**Your goal:** Look below and pull out each line with the word "name".
-------- Dataset
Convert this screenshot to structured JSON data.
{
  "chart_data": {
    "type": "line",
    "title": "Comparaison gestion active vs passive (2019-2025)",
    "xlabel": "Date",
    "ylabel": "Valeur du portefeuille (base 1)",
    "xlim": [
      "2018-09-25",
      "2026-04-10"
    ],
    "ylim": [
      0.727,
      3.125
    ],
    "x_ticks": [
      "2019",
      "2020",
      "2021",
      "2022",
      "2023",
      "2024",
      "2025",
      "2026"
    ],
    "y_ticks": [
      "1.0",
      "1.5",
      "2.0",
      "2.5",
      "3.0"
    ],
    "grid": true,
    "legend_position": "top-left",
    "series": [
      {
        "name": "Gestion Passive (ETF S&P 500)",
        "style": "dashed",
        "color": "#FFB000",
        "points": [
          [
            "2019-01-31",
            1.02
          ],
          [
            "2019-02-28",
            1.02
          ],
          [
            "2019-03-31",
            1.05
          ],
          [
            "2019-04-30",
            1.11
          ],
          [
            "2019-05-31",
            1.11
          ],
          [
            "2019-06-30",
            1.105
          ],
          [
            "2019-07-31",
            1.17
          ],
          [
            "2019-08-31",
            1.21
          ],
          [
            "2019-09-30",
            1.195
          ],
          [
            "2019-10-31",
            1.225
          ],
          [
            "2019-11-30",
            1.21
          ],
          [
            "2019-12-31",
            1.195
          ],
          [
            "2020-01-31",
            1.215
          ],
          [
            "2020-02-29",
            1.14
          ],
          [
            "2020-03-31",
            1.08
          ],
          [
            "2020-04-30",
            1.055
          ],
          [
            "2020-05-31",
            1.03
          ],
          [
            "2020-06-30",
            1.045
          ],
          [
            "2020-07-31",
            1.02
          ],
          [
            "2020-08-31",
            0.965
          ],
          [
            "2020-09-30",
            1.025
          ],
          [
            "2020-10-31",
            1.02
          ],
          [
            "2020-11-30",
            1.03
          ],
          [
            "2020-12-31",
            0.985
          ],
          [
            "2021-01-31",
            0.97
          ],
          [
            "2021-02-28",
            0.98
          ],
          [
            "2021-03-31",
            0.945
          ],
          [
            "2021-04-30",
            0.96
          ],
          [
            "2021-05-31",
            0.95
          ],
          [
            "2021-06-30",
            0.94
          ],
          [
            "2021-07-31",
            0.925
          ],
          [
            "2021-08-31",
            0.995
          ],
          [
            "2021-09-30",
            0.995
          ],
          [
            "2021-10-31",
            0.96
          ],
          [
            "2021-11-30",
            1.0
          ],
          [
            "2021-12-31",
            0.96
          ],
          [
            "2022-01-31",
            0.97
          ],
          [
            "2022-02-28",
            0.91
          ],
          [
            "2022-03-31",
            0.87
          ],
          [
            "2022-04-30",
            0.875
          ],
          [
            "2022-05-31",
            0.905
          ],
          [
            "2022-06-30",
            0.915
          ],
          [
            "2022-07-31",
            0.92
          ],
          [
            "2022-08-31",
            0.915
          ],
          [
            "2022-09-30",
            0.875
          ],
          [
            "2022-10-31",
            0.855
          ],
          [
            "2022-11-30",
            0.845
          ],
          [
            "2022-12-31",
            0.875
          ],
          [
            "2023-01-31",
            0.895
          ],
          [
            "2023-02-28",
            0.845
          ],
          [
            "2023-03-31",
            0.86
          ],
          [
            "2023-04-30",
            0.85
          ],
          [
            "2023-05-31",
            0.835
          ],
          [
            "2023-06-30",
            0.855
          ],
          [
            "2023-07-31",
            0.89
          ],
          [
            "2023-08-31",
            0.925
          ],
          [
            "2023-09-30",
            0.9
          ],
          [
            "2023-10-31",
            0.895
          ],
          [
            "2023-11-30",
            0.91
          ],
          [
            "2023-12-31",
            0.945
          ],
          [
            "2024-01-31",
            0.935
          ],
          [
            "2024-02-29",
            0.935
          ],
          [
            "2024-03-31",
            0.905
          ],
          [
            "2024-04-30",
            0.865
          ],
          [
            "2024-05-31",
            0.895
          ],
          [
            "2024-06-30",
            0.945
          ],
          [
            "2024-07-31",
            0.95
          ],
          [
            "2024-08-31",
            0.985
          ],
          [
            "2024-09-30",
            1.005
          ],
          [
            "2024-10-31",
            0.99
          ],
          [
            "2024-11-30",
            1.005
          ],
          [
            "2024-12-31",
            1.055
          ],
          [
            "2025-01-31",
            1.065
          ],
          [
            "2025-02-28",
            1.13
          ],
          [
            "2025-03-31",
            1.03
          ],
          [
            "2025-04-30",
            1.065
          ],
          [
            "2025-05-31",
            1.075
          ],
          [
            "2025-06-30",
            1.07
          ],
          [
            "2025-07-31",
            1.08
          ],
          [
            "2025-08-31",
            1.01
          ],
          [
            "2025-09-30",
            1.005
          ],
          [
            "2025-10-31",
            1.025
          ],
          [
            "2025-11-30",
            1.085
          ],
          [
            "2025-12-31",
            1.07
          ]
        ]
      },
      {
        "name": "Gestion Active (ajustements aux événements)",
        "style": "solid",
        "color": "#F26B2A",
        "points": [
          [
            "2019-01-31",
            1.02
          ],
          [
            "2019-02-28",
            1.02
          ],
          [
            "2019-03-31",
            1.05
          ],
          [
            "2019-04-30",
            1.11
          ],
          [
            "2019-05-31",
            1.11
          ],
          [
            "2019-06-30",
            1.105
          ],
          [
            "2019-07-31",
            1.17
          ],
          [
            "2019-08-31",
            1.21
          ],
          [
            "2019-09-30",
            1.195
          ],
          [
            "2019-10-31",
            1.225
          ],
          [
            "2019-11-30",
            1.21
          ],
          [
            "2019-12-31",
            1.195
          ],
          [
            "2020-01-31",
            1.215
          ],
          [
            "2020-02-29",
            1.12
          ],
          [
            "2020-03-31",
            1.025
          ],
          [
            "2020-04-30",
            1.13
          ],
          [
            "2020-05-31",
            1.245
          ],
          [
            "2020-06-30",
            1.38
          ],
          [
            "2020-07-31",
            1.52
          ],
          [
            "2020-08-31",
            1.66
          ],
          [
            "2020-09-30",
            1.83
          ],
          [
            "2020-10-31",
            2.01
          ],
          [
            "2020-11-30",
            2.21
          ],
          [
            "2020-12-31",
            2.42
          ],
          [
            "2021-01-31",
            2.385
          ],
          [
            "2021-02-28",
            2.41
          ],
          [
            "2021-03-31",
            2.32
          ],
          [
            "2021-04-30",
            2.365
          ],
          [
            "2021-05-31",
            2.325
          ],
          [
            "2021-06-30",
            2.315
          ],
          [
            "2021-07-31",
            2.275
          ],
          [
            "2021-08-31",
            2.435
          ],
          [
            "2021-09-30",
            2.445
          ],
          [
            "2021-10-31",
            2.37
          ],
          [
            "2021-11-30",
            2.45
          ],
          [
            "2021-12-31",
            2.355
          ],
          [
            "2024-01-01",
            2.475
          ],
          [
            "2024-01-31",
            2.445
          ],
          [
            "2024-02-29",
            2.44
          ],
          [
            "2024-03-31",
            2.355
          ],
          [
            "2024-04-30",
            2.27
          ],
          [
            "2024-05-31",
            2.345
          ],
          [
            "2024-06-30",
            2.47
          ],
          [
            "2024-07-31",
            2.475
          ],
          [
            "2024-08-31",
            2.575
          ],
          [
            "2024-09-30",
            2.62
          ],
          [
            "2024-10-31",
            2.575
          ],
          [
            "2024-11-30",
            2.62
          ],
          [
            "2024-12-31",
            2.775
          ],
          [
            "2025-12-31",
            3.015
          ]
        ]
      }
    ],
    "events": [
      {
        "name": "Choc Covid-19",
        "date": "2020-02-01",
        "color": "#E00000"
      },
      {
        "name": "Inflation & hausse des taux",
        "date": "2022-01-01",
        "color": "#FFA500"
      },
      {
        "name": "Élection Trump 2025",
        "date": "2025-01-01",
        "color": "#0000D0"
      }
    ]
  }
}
----------------
**Full solution:**
        "name": "Gestion Passive (ETF S&P 500)",
        "name": "Gestion Active (ajustements aux événements)",
        "name": "Choc Covid-19",
        "name": "Inflation & hausse des taux",
        "name": "Élection Trump 2025",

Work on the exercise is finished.